▸ **Written exercise**
Pull out every line below containing the word "Bithynia".

*** Data records ***

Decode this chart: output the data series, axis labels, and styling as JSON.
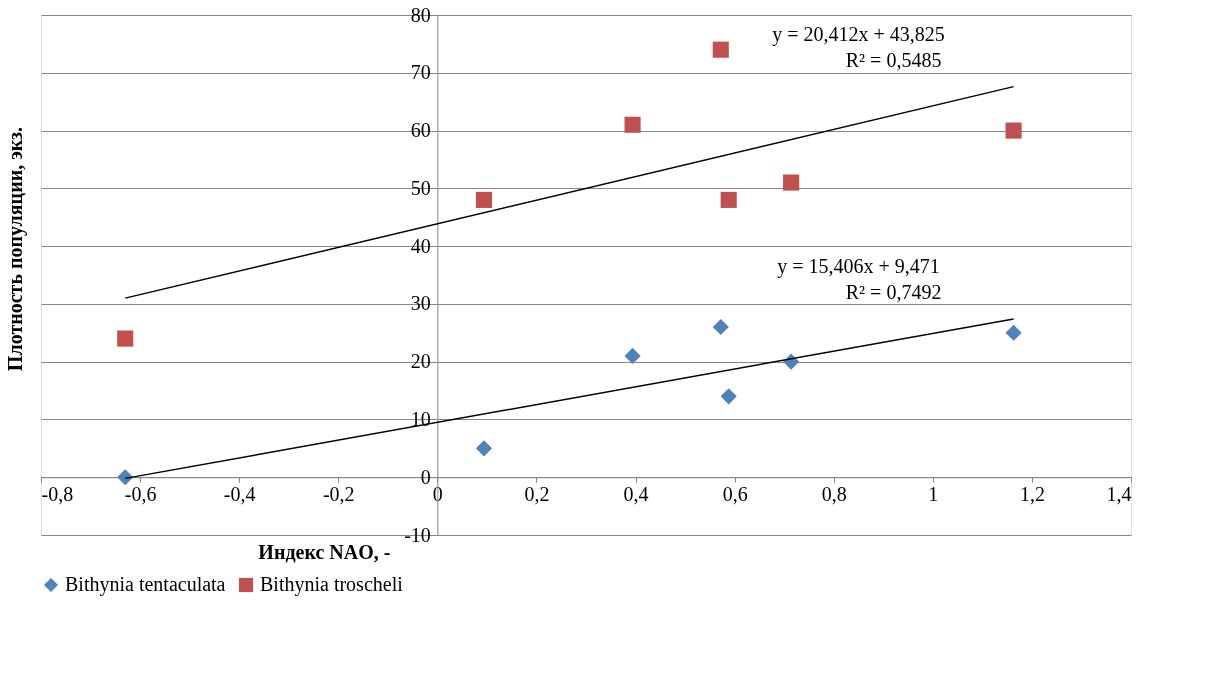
{
  "chart_data": {
    "type": "scatter",
    "xlabel": "Индекс NAO, -",
    "ylabel": "Плотность популяции, экз.",
    "xlim": [
      -0.8,
      1.4
    ],
    "xticks": [
      {
        "value": -0.8,
        "label": "-0,8"
      },
      {
        "value": -0.6,
        "label": "-0,6"
      },
      {
        "value": -0.4,
        "label": "-0,4"
      },
      {
        "value": -0.2,
        "label": "-0,2"
      },
      0,
      {
        "value": 0.2,
        "label": "0,2"
      },
      {
        "value": 0.4,
        "label": "0,4"
      },
      {
        "value": 0.6,
        "label": "0,6"
      },
      {
        "value": 0.8,
        "label": "0,8"
      },
      1,
      {
        "value": 1.2,
        "label": "1,2"
      },
      {
        "value": 1.4,
        "label": "1,4"
      }
    ],
    "ylim": [
      -10,
      80
    ],
    "yticks": [
      -10,
      0,
      10,
      20,
      30,
      40,
      50,
      60,
      70,
      80
    ],
    "grid": "y",
    "legend": "bottom",
    "series": [
      {
        "name": "Bithynia tentaculata",
        "color": "#4f81bd",
        "marker": "diamond",
        "x": [
          -0.63,
          0.094,
          0.394,
          0.572,
          0.588,
          0.714,
          1.163
        ],
        "values": [
          0,
          5,
          21,
          26,
          14,
          20,
          25
        ]
      },
      {
        "name": "Bithynia troscheli",
        "color": "#c0504d",
        "marker": "square",
        "x": [
          -0.63,
          0.094,
          0.394,
          0.572,
          0.588,
          0.714,
          1.163
        ],
        "values": [
          24,
          48,
          61,
          74,
          48,
          51,
          60
        ]
      },
      {
        "type": "line",
        "color": "#000000",
        "line_style": "solid",
        "x": [
          -0.63,
          1.163
        ],
        "values": [
          31,
          67.6
        ]
      },
      {
        "type": "line",
        "color": "#000000",
        "line_style": "solid",
        "x": [
          -0.63,
          1.163
        ],
        "values": [
          -0.2,
          27.4
        ]
      }
    ],
    "annotations": [
      "y = 20,412x + 43,825",
      "R² = 0,5485",
      "y = 15,406x + 9,471",
      "R² = 0,7492"
    ]
  }
}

***

▸ **Solution**
        "name": "Bithynia tentaculata",
        "name": "Bithynia troscheli",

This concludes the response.